DESCRIPTION OF THE TASK:
Extract all lines containing "локализацией".

======

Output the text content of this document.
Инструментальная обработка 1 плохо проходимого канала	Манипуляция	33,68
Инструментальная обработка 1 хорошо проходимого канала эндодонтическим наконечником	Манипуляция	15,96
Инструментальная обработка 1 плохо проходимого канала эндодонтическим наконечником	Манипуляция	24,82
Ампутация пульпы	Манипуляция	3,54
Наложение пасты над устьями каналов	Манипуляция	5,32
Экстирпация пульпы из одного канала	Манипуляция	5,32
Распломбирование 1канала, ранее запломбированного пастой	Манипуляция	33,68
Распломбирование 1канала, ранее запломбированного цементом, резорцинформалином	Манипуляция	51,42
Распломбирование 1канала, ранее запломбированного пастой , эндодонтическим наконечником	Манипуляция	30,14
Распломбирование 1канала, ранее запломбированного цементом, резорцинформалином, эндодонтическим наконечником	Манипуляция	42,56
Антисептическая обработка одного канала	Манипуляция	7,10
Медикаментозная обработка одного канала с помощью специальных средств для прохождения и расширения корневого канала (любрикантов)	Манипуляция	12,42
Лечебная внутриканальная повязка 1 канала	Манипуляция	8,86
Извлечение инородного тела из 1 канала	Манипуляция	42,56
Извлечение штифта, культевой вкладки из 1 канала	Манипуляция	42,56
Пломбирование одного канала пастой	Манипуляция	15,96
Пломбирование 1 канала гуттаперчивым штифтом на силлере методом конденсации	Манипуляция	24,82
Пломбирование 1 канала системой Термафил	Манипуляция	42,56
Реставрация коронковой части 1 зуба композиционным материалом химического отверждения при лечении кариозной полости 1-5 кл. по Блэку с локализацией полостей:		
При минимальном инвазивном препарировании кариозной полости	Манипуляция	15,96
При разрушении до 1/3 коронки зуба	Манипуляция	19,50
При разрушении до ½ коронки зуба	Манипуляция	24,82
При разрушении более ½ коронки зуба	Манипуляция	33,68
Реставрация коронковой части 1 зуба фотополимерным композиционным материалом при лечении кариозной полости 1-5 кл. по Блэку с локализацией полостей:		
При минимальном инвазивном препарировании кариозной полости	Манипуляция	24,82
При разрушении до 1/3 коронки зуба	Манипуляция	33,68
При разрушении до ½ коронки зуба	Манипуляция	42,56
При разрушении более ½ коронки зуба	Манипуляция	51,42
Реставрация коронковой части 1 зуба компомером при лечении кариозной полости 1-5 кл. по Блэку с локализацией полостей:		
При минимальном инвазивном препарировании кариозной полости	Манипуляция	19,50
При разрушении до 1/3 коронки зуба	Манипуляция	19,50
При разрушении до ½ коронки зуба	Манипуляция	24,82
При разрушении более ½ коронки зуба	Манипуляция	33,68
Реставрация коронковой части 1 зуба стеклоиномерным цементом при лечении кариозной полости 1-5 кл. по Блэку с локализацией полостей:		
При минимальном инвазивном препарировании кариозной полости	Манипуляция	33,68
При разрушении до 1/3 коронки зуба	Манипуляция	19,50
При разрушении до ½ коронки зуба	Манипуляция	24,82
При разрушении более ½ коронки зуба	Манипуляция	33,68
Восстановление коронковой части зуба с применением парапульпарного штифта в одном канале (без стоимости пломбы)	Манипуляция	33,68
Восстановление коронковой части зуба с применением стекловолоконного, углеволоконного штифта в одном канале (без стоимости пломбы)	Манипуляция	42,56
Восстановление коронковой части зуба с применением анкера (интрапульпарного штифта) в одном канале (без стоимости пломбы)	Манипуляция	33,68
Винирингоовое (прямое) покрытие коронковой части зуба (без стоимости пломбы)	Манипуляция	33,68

======

WRITTEN RESPONSE:
Реставрация коронковой части 1 зуба композиционным материалом химического отверждения при лечении кариозной полости 1-5 кл. по Блэку с локализацией полостей:		
Реставрация коронковой части 1 зуба фотополимерным композиционным материалом при лечении кариозной полости 1-5 кл. по Блэку с локализацией полостей:		
Реставрация коронковой части 1 зуба компомером при лечении кариозной полости 1-5 кл. по Блэку с локализацией полостей:		
Реставрация коронковой части 1 зуба стеклоиномерным цементом при лечении кариозной полости 1-5 кл. по Блэку с локализацией полостей:		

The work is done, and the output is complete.